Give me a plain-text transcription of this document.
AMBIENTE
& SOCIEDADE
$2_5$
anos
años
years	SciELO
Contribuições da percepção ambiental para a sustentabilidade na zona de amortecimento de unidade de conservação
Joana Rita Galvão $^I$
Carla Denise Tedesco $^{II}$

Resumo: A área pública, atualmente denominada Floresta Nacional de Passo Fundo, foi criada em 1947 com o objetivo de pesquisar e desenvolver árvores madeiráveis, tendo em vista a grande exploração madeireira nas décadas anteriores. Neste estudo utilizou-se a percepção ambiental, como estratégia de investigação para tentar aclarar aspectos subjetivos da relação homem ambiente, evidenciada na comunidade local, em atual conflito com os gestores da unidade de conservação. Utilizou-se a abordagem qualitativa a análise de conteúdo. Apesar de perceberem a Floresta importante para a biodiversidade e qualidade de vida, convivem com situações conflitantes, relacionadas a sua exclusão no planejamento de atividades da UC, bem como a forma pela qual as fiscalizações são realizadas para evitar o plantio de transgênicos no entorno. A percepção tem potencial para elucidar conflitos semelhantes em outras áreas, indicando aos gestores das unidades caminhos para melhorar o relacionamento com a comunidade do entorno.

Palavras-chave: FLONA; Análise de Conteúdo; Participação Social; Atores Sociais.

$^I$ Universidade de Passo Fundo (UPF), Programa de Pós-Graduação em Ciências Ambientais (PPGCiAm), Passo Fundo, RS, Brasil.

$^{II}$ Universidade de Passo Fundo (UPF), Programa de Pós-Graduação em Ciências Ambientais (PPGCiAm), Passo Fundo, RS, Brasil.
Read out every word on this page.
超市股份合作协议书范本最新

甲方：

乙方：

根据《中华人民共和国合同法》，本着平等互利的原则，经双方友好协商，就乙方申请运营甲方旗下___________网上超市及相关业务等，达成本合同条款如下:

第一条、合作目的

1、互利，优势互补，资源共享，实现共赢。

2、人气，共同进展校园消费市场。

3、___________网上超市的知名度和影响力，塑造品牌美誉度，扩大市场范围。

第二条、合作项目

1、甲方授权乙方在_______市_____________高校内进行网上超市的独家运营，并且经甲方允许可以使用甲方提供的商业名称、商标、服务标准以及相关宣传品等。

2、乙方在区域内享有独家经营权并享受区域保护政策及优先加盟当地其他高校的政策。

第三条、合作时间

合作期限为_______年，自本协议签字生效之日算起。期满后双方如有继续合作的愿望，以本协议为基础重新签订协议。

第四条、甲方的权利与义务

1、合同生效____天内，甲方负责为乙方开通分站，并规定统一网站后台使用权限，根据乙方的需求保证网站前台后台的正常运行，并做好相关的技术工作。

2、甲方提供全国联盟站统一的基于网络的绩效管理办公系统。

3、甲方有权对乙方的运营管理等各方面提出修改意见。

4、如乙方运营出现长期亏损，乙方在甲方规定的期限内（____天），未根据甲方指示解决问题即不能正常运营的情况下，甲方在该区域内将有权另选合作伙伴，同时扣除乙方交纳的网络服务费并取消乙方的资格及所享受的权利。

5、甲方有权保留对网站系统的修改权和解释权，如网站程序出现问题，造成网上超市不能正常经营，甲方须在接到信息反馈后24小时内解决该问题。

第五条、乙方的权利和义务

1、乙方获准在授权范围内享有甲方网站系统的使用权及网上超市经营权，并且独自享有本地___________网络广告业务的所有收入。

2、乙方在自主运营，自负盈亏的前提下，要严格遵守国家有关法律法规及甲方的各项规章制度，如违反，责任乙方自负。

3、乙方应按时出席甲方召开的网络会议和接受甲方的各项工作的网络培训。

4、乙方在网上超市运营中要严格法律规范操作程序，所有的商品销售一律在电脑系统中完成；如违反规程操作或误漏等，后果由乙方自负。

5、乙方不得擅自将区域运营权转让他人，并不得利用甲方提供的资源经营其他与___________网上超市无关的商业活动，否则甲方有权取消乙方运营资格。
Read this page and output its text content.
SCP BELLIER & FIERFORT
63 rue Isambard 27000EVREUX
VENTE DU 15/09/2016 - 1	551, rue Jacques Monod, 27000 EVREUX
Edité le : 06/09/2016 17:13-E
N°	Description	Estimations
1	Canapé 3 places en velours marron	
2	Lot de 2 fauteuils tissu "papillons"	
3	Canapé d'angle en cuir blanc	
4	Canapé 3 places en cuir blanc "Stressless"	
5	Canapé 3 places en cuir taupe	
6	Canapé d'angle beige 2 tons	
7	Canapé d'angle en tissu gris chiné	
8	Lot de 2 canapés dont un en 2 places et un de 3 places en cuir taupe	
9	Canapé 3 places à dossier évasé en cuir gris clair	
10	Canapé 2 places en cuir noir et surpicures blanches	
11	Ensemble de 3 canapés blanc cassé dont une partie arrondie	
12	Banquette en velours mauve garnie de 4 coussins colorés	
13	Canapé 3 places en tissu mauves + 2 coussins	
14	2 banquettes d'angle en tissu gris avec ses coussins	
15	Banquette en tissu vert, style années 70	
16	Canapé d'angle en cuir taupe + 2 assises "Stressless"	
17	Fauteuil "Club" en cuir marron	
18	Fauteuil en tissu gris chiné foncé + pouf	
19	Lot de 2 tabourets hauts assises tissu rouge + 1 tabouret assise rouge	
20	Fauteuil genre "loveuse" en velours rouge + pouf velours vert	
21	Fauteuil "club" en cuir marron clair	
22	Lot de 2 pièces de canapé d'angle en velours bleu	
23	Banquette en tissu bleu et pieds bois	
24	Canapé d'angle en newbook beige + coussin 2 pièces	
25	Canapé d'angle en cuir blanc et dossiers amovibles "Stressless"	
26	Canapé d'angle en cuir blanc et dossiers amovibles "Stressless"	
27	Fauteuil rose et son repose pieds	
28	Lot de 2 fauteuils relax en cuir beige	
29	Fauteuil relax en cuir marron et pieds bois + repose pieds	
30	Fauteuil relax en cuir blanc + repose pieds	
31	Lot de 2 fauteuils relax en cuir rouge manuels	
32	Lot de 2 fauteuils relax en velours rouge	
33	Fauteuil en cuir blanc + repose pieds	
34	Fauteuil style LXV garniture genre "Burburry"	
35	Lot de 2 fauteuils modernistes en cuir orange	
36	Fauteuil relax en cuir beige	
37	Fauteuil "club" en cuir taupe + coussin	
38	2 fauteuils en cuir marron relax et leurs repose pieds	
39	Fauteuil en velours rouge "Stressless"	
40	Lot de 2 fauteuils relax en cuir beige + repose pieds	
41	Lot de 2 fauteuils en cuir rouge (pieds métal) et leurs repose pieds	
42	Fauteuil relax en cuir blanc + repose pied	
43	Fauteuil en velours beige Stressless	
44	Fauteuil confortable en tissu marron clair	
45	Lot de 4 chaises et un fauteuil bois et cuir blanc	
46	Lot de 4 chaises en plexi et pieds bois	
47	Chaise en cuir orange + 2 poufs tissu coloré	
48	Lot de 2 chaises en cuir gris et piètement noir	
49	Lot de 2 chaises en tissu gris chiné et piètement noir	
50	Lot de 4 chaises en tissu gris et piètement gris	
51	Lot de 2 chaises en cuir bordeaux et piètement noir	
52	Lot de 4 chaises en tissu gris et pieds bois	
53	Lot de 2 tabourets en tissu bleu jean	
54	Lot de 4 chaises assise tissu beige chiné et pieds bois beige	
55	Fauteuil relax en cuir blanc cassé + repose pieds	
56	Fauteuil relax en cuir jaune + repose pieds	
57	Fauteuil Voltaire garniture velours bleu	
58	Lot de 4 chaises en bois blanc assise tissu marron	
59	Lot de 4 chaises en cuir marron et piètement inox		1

--*--

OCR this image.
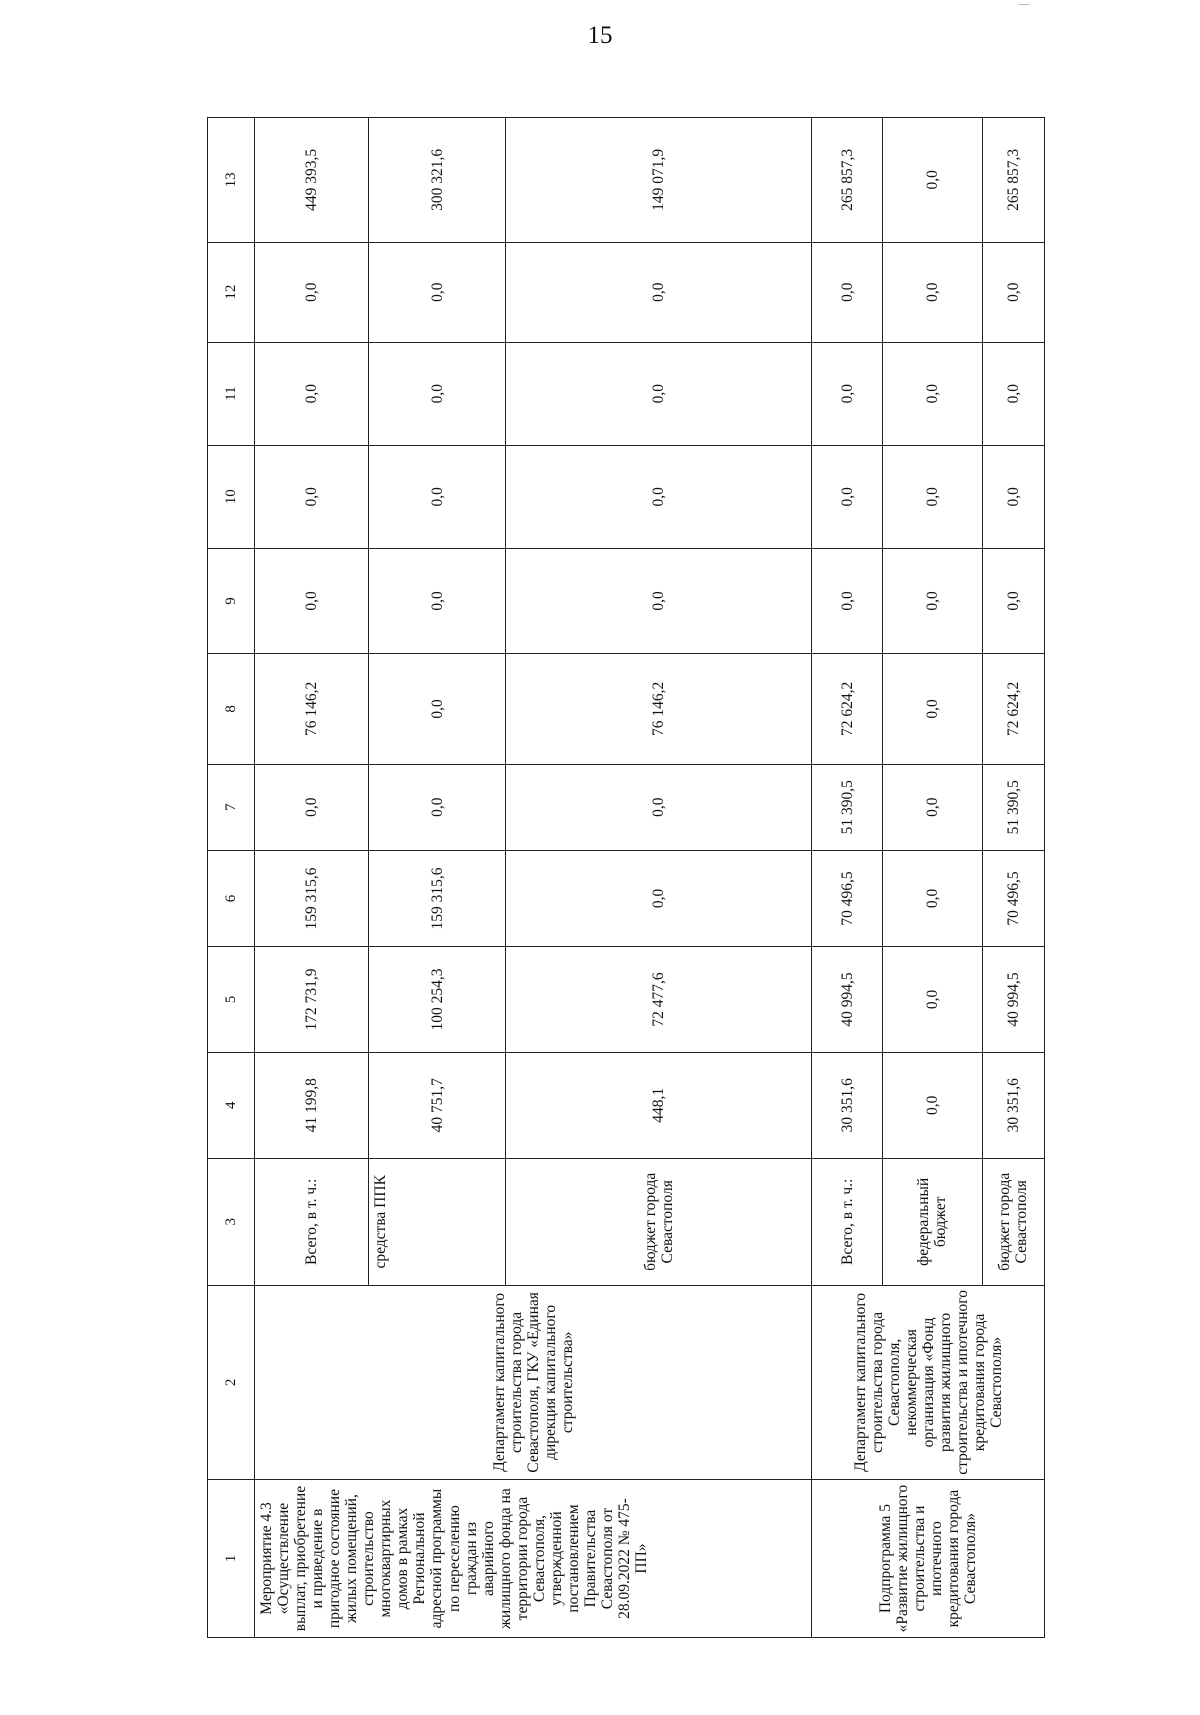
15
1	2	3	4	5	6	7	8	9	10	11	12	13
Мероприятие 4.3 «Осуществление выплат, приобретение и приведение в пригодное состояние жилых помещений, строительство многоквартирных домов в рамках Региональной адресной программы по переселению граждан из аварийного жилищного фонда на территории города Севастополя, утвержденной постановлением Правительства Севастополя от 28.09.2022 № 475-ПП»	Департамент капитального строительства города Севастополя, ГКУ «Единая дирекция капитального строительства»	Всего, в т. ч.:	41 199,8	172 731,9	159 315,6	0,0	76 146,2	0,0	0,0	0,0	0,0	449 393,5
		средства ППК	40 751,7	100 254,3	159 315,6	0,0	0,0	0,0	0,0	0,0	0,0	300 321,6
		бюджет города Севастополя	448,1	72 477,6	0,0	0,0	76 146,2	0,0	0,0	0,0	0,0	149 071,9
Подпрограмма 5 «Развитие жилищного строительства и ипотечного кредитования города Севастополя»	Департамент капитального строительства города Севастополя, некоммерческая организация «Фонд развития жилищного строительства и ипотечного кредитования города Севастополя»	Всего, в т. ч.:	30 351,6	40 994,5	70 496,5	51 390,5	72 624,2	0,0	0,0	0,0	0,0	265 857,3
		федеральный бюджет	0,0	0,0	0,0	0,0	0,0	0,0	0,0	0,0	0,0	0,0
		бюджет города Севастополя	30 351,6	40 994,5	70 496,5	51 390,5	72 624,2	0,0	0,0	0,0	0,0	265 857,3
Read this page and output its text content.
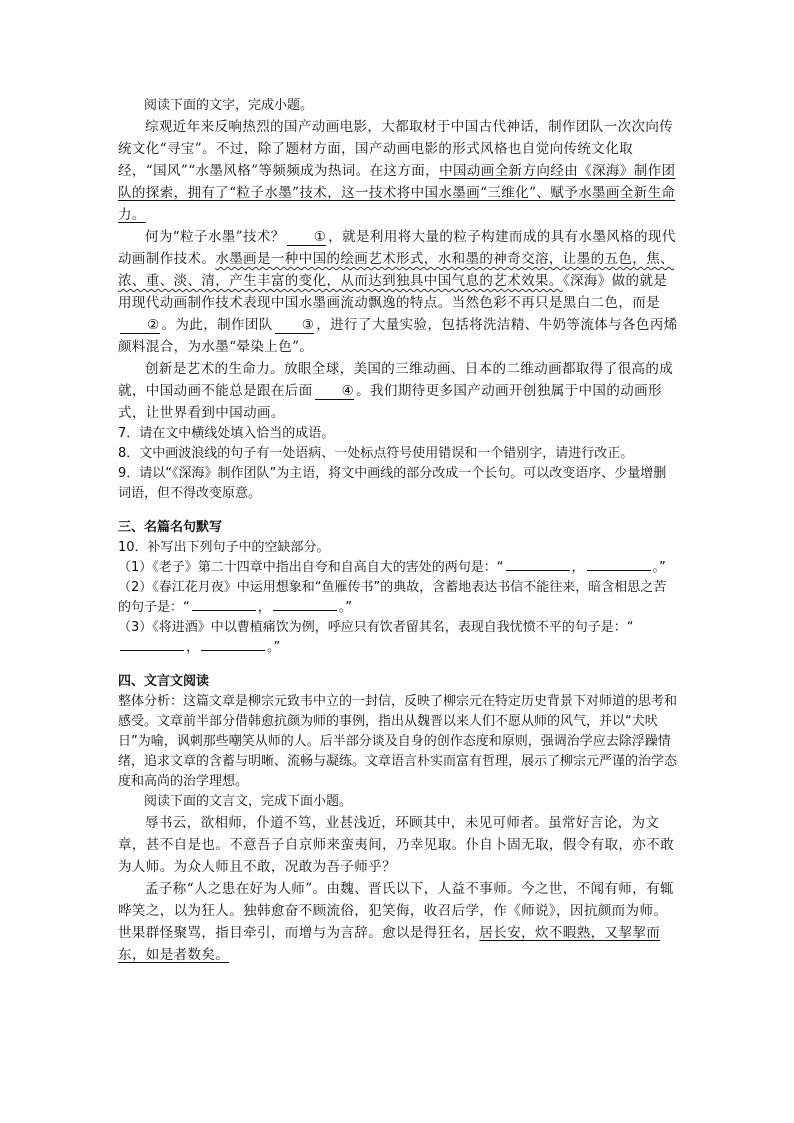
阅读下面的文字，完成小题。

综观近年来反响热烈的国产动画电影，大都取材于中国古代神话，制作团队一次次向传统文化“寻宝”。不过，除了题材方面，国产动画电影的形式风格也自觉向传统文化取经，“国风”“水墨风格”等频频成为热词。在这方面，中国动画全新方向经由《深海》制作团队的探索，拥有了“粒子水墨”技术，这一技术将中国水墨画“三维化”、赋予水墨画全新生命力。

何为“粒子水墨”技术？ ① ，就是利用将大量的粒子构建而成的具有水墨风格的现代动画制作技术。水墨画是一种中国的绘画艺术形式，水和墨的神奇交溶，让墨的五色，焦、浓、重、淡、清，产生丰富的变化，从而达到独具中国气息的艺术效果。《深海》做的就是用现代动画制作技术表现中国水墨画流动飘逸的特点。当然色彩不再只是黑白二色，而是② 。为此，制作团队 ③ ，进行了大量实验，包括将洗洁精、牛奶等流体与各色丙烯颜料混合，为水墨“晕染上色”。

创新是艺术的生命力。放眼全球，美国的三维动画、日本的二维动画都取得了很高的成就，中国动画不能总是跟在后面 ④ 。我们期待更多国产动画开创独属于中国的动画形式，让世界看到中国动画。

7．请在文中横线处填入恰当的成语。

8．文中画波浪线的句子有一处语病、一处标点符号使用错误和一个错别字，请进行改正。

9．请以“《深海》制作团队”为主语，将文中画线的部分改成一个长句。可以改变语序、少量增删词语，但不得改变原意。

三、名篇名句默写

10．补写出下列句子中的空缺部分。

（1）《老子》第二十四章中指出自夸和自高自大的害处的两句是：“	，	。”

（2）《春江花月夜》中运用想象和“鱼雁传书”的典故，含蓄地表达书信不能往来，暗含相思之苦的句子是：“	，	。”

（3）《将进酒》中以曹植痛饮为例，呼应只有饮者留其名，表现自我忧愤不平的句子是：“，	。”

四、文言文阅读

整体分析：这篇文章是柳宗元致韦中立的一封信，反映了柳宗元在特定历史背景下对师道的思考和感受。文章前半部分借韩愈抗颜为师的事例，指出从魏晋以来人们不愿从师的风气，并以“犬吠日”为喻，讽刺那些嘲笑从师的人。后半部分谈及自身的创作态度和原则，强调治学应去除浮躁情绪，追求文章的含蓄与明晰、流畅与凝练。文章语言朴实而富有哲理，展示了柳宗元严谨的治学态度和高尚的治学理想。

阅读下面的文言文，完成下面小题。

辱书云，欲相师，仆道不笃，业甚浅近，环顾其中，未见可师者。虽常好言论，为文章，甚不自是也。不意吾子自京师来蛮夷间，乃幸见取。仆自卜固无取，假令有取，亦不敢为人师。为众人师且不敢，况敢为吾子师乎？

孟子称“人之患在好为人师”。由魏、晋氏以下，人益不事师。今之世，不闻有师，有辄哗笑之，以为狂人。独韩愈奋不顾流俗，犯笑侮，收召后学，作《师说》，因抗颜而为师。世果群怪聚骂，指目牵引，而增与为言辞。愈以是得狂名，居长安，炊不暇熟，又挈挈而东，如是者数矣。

--*--

* _Your instructions_:
Find each line that has the word "Brasil", then copy it out.

* _Finished task_:
$^I$ Universidade de Passo Fundo (UPF), Programa de Pós-Graduação em Ciências Ambientais (PPGCiAm), Passo Fundo, RS, Brasil.
$^{II}$ Universidade de Passo Fundo (UPF), Programa de Pós-Graduação em Ciências Ambientais (PPGCiAm), Passo Fundo, RS, Brasil.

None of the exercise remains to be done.